Aim of the task: Copy each line where the word "Dancer" occurs.

====

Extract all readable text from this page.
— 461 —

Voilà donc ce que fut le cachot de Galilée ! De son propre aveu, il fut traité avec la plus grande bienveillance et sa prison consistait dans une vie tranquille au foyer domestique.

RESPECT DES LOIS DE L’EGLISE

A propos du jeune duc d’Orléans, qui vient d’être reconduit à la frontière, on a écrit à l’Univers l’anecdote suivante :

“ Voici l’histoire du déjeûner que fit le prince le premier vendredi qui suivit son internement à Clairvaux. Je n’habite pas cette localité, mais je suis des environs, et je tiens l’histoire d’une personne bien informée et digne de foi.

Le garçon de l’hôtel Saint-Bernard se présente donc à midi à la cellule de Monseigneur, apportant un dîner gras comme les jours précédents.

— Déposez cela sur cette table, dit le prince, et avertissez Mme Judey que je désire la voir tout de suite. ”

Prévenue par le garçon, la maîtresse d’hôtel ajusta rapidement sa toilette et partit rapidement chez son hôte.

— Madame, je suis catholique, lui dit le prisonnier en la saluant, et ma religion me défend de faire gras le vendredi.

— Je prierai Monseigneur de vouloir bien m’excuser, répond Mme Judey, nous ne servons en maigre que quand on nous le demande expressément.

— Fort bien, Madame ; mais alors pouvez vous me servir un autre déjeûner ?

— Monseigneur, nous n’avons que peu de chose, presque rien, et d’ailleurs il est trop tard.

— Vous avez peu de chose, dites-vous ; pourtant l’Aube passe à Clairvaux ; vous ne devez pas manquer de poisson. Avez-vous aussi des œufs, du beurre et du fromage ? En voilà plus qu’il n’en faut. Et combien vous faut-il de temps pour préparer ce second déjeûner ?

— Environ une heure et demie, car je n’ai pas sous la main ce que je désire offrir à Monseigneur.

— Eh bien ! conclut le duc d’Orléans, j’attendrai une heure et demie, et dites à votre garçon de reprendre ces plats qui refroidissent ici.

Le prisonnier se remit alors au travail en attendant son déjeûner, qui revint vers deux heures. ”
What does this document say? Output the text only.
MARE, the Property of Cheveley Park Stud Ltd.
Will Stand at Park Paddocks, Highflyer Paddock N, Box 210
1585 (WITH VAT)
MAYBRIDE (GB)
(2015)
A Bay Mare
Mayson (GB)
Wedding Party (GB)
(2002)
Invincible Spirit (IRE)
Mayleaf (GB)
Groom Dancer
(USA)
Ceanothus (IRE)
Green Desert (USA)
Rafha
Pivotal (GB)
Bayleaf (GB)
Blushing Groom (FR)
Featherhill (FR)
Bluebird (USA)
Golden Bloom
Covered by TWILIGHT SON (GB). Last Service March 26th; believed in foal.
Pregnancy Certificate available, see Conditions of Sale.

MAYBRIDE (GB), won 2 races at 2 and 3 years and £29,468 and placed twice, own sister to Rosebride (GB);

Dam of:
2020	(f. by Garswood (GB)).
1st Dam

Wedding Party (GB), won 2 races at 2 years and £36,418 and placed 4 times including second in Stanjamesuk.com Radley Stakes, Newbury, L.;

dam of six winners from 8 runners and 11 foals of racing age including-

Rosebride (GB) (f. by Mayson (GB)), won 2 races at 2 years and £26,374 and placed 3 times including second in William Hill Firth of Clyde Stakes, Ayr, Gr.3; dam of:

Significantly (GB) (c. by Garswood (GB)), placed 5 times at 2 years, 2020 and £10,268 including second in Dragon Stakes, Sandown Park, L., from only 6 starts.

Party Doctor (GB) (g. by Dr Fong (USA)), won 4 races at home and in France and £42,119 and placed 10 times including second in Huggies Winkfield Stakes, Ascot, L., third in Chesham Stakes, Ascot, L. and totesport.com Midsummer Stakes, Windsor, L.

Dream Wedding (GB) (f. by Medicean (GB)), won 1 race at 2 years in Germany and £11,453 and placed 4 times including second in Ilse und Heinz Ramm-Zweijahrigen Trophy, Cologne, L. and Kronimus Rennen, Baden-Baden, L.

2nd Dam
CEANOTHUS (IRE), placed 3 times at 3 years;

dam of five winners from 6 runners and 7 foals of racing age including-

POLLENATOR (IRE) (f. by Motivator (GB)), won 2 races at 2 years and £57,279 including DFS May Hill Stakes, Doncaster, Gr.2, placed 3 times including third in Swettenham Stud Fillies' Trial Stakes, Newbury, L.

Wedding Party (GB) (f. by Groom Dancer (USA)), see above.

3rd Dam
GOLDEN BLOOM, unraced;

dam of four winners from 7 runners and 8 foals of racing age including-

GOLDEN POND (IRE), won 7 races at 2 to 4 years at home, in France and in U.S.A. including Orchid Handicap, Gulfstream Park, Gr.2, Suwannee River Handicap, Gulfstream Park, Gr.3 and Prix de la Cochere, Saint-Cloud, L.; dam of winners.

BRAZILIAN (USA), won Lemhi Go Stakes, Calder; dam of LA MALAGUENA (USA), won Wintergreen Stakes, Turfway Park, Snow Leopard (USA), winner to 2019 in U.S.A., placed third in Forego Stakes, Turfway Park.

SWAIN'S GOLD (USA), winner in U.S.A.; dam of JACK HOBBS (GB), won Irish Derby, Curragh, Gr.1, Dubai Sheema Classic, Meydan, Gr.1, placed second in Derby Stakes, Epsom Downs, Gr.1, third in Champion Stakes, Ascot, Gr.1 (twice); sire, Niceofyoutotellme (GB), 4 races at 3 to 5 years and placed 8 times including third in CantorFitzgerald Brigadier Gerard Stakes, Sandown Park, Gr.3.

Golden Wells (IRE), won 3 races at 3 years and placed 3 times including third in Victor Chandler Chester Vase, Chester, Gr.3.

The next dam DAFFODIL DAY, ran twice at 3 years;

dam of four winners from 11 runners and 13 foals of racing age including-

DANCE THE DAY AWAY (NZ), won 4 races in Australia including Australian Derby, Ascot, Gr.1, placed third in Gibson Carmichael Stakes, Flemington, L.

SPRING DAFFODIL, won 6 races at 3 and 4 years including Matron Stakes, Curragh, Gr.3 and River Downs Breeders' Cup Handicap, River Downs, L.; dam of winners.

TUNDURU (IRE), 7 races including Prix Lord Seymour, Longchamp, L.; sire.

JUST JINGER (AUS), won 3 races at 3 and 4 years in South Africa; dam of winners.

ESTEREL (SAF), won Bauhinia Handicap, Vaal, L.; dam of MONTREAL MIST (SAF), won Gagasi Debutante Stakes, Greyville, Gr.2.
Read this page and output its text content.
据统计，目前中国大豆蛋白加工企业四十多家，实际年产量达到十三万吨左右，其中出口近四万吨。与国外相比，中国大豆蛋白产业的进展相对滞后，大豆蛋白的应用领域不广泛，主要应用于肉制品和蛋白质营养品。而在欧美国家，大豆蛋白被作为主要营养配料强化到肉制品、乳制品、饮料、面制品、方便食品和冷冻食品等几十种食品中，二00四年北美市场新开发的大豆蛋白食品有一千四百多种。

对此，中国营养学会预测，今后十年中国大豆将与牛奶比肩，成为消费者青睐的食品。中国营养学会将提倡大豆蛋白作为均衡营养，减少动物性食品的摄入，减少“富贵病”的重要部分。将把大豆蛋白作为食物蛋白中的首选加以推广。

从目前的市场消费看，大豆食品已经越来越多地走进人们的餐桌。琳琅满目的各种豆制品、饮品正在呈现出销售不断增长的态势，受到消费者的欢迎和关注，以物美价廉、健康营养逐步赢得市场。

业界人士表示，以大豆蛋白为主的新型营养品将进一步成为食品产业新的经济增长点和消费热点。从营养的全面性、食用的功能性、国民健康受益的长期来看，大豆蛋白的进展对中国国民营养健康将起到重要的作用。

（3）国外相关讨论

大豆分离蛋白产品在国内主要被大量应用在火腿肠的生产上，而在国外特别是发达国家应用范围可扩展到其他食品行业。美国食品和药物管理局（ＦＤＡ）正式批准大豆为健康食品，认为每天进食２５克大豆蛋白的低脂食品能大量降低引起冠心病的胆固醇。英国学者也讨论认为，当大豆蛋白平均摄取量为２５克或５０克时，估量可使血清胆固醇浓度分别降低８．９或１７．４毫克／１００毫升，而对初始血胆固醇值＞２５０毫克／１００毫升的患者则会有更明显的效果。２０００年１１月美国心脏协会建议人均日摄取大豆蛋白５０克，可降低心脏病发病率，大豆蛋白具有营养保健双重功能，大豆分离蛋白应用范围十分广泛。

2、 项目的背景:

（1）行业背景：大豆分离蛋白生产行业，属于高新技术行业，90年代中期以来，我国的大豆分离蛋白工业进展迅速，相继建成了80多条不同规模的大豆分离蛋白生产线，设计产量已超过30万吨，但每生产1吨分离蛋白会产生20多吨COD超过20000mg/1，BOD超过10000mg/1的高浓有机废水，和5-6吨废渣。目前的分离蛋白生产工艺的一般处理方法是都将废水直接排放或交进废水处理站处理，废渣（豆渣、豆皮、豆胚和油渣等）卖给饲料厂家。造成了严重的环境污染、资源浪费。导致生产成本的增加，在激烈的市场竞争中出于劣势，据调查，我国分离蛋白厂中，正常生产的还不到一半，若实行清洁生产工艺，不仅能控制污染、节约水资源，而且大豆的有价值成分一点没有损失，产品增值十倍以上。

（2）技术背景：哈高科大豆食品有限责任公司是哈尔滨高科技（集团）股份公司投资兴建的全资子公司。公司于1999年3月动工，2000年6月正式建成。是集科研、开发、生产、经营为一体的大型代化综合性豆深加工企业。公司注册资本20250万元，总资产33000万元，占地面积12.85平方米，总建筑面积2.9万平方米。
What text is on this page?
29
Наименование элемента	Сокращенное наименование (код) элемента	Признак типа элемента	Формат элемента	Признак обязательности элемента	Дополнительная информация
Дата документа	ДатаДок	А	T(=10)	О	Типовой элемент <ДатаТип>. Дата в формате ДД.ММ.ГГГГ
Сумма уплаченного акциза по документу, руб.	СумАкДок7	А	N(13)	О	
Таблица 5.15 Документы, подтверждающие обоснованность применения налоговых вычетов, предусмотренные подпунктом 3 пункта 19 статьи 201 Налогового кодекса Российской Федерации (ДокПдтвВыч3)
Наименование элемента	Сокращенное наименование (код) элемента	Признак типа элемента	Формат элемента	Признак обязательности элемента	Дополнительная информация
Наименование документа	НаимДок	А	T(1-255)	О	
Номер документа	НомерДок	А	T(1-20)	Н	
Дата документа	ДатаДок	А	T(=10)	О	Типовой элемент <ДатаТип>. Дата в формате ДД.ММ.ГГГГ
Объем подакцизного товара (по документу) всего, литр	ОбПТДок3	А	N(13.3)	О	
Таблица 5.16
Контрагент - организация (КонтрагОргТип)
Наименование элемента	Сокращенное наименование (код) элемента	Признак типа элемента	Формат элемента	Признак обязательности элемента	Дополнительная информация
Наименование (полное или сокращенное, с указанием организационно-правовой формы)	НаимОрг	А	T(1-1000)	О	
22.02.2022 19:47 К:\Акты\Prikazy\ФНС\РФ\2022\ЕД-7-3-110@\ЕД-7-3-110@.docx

====

Answer to the task:
Groom Dancer
Wedding Party (GB) (f. by Groom Dancer (USA)), see above.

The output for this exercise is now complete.